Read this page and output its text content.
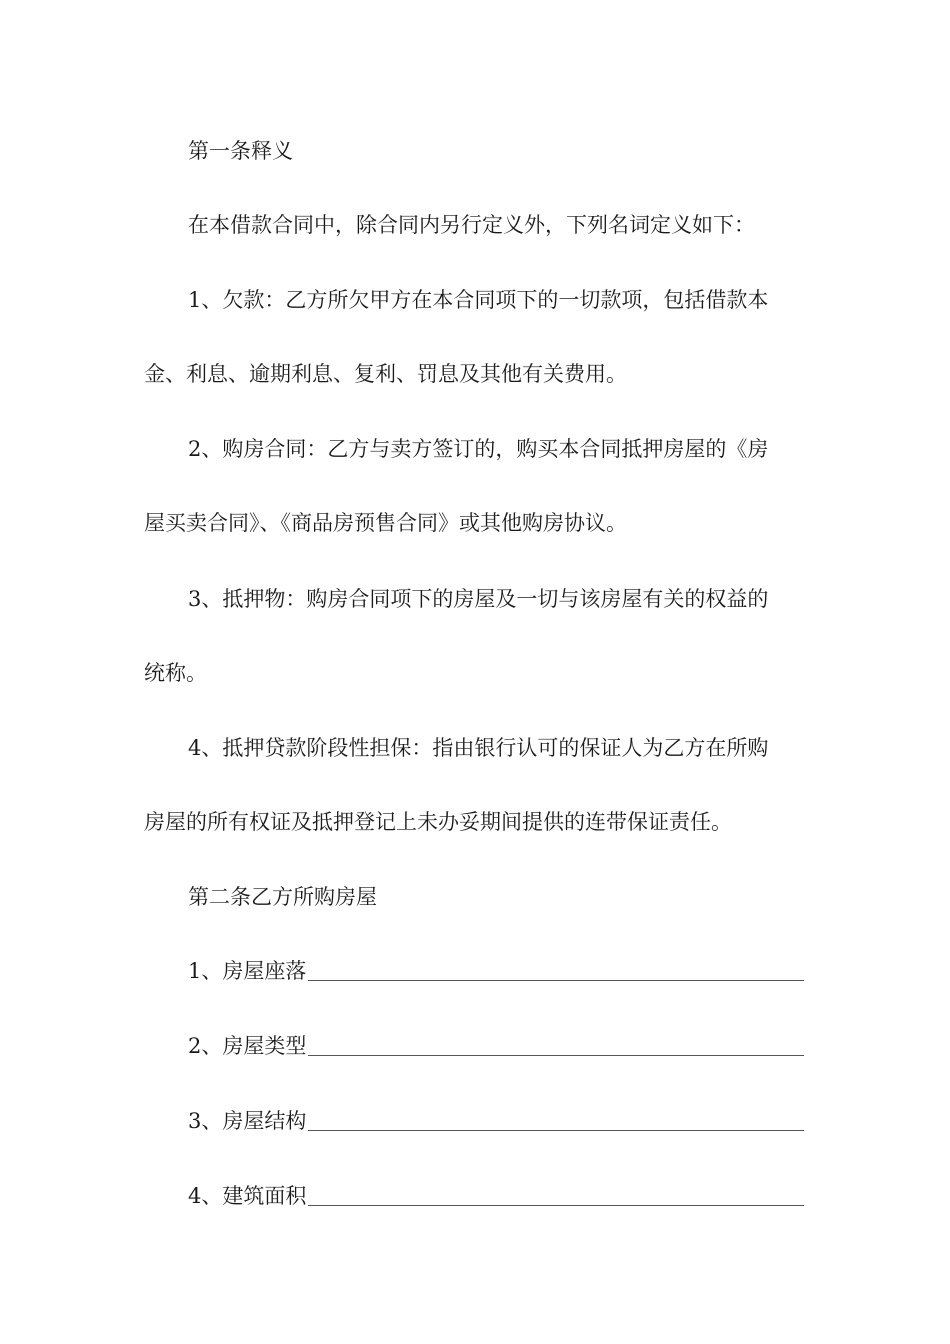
第一条释义
在本借款合同中，除合同内另行定义外，下列名词定义如下：
1、欠款：乙方所欠甲方在本合同项下的一切款项，包括借款本
金、利息、逾期利息、复利、罚息及其他有关费用。
2、购房合同：乙方与卖方签订的，购买本合同抵押房屋的《房
屋买卖合同》、《商品房预售合同》或其他购房协议。
3、抵押物：购房合同项下的房屋及一切与该房屋有关的权益的
统称。
4、抵押贷款阶段性担保：指由银行认可的保证人为乙方在所购
房屋的所有权证及抵押登记上未办妥期间提供的连带保证责任。
第二条乙方所购房屋
1、房屋座落
2、房屋类型
3、房屋结构
4、建筑面积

[Short exercise] Would you return the data exactly as written, without the pictures?

[Task result]
Read this page and output its text content.
第一条释义
在本借款合同中，除合同内另行定义外，下列名词定义如下：
1、欠款：乙方所欠甲方在本合同项下的一切款项，包括借款本
金、利息、逾期利息、复利、罚息及其他有关费用。
2、购房合同：乙方与卖方签订的，购买本合同抵押房屋的《房
屋买卖合同》、《商品房预售合同》或其他购房协议。
3、抵押物：购房合同项下的房屋及一切与该房屋有关的权益的
统称。
4、抵押贷款阶段性担保：指由银行认可的保证人为乙方在所购
房屋的所有权证及抵押登记上未办妥期间提供的连带保证责任。
第二条乙方所购房屋
1、房屋座落
2、房屋类型
3、房屋结构
4、建筑面积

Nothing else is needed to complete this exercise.